YOUR INSTRUCTIONS ▸ Filter this data down to the lines that hold "title", and copy them.

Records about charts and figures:
>>>

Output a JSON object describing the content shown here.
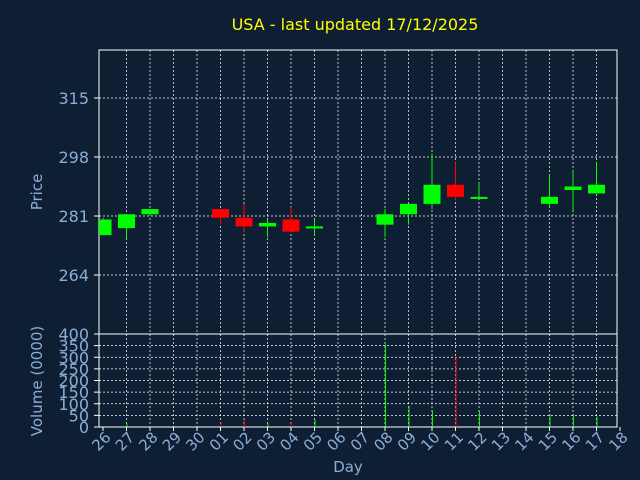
{
  "chart_data": {
    "type": "candlestick",
    "title": "USA - last updated 17/12/2025",
    "ylabel": "Price",
    "volume_label": "Volume (0000)",
    "xlabel": "Day",
    "grid": true,
    "ylim": [
      250,
      320
    ],
    "yticks": [
      264,
      281,
      298,
      315
    ],
    "volume_ylim": [
      0,
      400
    ],
    "volume_yticks": [
      0,
      50,
      100,
      150,
      200,
      250,
      300,
      350,
      400
    ],
    "x_labels": [
      "26",
      "27",
      "28",
      "29",
      "30",
      "01",
      "02",
      "03",
      "04",
      "05",
      "06",
      "07",
      "08",
      "09",
      "10",
      "11",
      "12",
      "13",
      "14",
      "15",
      "16",
      "17",
      "18"
    ],
    "colors": {
      "up": "#00ff00",
      "down": "#ff0000",
      "title": "#ffff00",
      "text": "#8aaed6",
      "background": "#0f1f33"
    },
    "candles": [
      {
        "day": "26",
        "open": 275.5,
        "high": 280.5,
        "low": 275.5,
        "close": 280.0,
        "volume": 0
      },
      {
        "day": "27",
        "open": 277.5,
        "high": 281.5,
        "low": 274.5,
        "close": 281.5,
        "volume": 15
      },
      {
        "day": "28",
        "open": 281.5,
        "high": 283.0,
        "low": 281.0,
        "close": 283.0,
        "volume": 3
      },
      {
        "day": "01",
        "open": 283.0,
        "high": 283.0,
        "low": 278.5,
        "close": 280.5,
        "volume": 20
      },
      {
        "day": "02",
        "open": 280.5,
        "high": 284.5,
        "low": 276.5,
        "close": 278.0,
        "volume": 30
      },
      {
        "day": "03",
        "open": 278.0,
        "high": 280.0,
        "low": 275.0,
        "close": 279.0,
        "volume": 15
      },
      {
        "day": "04",
        "open": 280.0,
        "high": 283.5,
        "low": 276.5,
        "close": 276.5,
        "volume": 20
      },
      {
        "day": "05",
        "open": 277.5,
        "high": 280.0,
        "low": 275.5,
        "close": 278.0,
        "volume": 30
      },
      {
        "day": "08",
        "open": 278.5,
        "high": 283.0,
        "low": 275.0,
        "close": 281.5,
        "volume": 355
      },
      {
        "day": "09",
        "open": 281.5,
        "high": 284.5,
        "low": 278.5,
        "close": 284.5,
        "volume": 90
      },
      {
        "day": "10",
        "open": 284.5,
        "high": 299.0,
        "low": 283.0,
        "close": 290.0,
        "volume": 70
      },
      {
        "day": "11",
        "open": 290.0,
        "high": 296.5,
        "low": 285.5,
        "close": 286.5,
        "volume": 305
      },
      {
        "day": "12",
        "open": 286.0,
        "high": 290.5,
        "low": 286.0,
        "close": 286.5,
        "volume": 70
      },
      {
        "day": "15",
        "open": 284.5,
        "high": 293.0,
        "low": 284.0,
        "close": 286.5,
        "volume": 55
      },
      {
        "day": "16",
        "open": 288.5,
        "high": 294.0,
        "low": 282.5,
        "close": 289.5,
        "volume": 55
      },
      {
        "day": "17",
        "open": 287.5,
        "high": 296.5,
        "low": 287.5,
        "close": 290.0,
        "volume": 45
      }
    ]
  }
}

<<<

RESULT ▸
    "title": "USA - last updated 17/12/2025",
      "title": "#ffff00",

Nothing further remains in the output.